* [GIVEN REQUEST]
Please quote the material exactly, every line of it.

=== STORED RECORDS ===

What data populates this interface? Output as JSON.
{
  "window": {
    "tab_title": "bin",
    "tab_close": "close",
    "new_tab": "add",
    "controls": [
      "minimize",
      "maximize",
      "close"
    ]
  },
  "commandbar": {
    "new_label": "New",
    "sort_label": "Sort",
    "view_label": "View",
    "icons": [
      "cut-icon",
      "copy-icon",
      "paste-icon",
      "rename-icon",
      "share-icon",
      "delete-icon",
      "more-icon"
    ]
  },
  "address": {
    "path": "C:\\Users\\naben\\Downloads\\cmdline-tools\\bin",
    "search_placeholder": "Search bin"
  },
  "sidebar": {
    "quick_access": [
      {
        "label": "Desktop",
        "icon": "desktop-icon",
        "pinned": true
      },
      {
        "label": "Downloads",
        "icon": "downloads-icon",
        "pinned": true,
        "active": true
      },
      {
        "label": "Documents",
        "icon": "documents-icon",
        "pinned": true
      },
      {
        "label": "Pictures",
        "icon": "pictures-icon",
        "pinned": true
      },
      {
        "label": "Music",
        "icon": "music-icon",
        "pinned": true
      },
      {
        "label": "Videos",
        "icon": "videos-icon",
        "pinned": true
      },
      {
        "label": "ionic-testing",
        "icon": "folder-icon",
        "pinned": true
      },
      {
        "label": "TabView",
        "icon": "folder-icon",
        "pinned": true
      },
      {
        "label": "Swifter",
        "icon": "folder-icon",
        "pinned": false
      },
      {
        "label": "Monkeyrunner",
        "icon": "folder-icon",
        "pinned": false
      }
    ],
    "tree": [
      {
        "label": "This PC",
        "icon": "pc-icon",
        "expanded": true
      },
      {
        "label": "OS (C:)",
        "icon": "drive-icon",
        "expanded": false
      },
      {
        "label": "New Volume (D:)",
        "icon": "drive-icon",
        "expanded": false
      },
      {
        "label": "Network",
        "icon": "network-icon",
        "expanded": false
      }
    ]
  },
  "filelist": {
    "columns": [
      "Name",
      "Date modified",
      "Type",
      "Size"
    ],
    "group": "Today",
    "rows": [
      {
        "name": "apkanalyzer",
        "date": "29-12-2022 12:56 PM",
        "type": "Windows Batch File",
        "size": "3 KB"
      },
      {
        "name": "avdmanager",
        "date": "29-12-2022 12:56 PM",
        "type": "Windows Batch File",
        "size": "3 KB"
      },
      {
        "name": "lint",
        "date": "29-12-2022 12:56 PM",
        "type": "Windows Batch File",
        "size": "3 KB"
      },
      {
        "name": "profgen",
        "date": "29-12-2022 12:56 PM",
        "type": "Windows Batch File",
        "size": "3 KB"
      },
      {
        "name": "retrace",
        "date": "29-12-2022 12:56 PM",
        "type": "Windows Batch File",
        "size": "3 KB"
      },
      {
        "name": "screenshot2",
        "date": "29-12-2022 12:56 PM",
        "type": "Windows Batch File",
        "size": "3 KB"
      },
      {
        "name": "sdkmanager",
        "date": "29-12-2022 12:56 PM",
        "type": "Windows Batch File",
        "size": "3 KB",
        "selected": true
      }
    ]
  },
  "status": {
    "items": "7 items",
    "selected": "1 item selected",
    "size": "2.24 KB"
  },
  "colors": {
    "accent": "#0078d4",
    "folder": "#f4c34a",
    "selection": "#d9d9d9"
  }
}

===

* [TASK RESULT]
What data populates this interface? Output as JSON.
{
  "window": {
    "tab_title": "bin",
    "tab_close": "close",
    "new_tab": "add",
    "controls": [
      "minimize",
      "maximize",
      "close"
    ]
  },
  "commandbar": {
    "new_label": "New",
    "sort_label": "Sort",
    "view_label": "View",
    "icons": [
      "cut-icon",
      "copy-icon",
      "paste-icon",
      "rename-icon",
      "share-icon",
      "delete-icon",
      "more-icon"
    ]
  },
  "address": {
    "path": "C:\\Users\\naben\\Downloads\\cmdline-tools\\bin",
    "search_placeholder": "Search bin"
  },
  "sidebar": {
    "quick_access": [
      {
        "label": "Desktop",
        "icon": "desktop-icon",
        "pinned": true
      },
      {
        "label": "Downloads",
        "icon": "downloads-icon",
        "pinned": true,
        "active": true
      },
      {
        "label": "Documents",
        "icon": "documents-icon",
        "pinned": true
      },
      {
        "label": "Pictures",
        "icon": "pictures-icon",
        "pinned": true
      },
      {
        "label": "Music",
        "icon": "music-icon",
        "pinned": true
      },
      {
        "label": "Videos",
        "icon": "videos-icon",
        "pinned": true
      },
      {
        "label": "ionic-testing",
        "icon": "folder-icon",
        "pinned": true
      },
      {
        "label": "TabView",
        "icon": "folder-icon",
        "pinned": true
      },
      {
        "label": "Swifter",
        "icon": "folder-icon",
        "pinned": false
      },
      {
        "label": "Monkeyrunner",
        "icon": "folder-icon",
        "pinned": false
      }
    ],
    "tree": [
      {
        "label": "This PC",
        "icon": "pc-icon",
        "expanded": true
      },
      {
        "label": "OS (C:)",
        "icon": "drive-icon",
        "expanded": false
      },
      {
        "label": "New Volume (D:)",
        "icon": "drive-icon",
        "expanded": false
      },
      {
        "label": "Network",
        "icon": "network-icon",
        "expanded": false
      }
    ]
  },
  "filelist": {
    "columns": [
      "Name",
      "Date modified",
      "Type",
      "Size"
    ],
    "group": "Today",
    "rows": [
      {
        "name": "apkanalyzer",
        "date": "29-12-2022 12:56 PM",
        "type": "Windows Batch File",
        "size": "3 KB"
      },
      {
        "name": "avdmanager",
        "date": "29-12-2022 12:56 PM",
        "type": "Windows Batch File",
        "size": "3 KB"
      },
      {
        "name": "lint",
        "date": "29-12-2022 12:56 PM",
        "type": "Windows Batch File",
        "size": "3 KB"
      },
      {
        "name": "profgen",
        "date": "29-12-2022 12:56 PM",
        "type": "Windows Batch File",
        "size": "3 KB"
      },
      {
        "name": "retrace",
        "date": "29-12-2022 12:56 PM",
        "type": "Windows Batch File",
        "size": "3 KB"
      },
      {
        "name": "screenshot2",
        "date": "29-12-2022 12:56 PM",
        "type": "Windows Batch File",
        "size": "3 KB"
      },
      {
        "name": "sdkmanager",
        "date": "29-12-2022 12:56 PM",
        "type": "Windows Batch File",
        "size": "3 KB",
        "selected": true
      }
    ]
  },
  "status": {
    "items": "7 items",
    "selected": "1 item selected",
    "size": "2.24 KB"
  },
  "colors": {
    "accent": "#0078d4",
    "folder": "#f4c34a",
    "selection": "#d9d9d9"
  }
}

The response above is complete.